— Written task —
Quote the data below in full, minus the images.

(Data tied to figure images)
++++++

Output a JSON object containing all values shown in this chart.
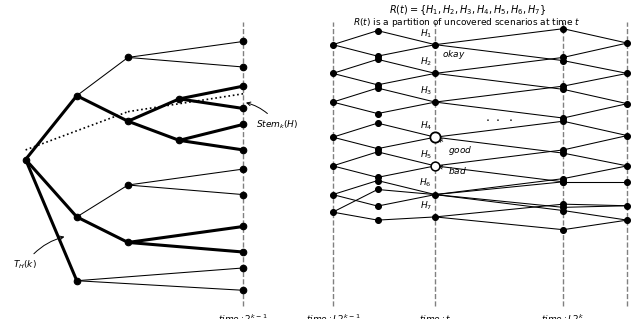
{
  "title_right_1": "$R(t) = \\{H_1, H_2, H_3, H_4, H_5, H_6, H_7\\}$",
  "title_right_2": "$R(t)$ is a partition of uncovered scenarios at time $t$",
  "label_stem": "$Stem_k(H)$",
  "label_TH": "$T_H(k)$",
  "label_time_left": "$time: 2^{k-1}$",
  "label_time_L2k1": "$time: L2^{k-1}$",
  "label_time_t": "$time: t$",
  "label_time_L2k": "$time: L2^k$",
  "label_okay": "$okay$",
  "label_good": "$good$",
  "label_bad": "$bad$",
  "bg_color": "#ffffff"
}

++++++

— Problem solution —
Output a JSON object containing all values shown in this chart.
{
  "title_right_1": "$R(t) = \\{H_1, H_2, H_3, H_4, H_5, H_6, H_7\\}$",
  "title_right_2": "$R(t)$ is a partition of uncovered scenarios at time $t$",
  "label_stem": "$Stem_k(H)$",
  "label_TH": "$T_H(k)$",
  "label_time_left": "$time: 2^{k-1}$",
  "label_time_L2k1": "$time: L2^{k-1}$",
  "label_time_t": "$time: t$",
  "label_time_L2k": "$time: L2^k$",
  "label_okay": "$okay$",
  "label_good": "$good$",
  "label_bad": "$bad$",
  "bg_color": "#ffffff"
}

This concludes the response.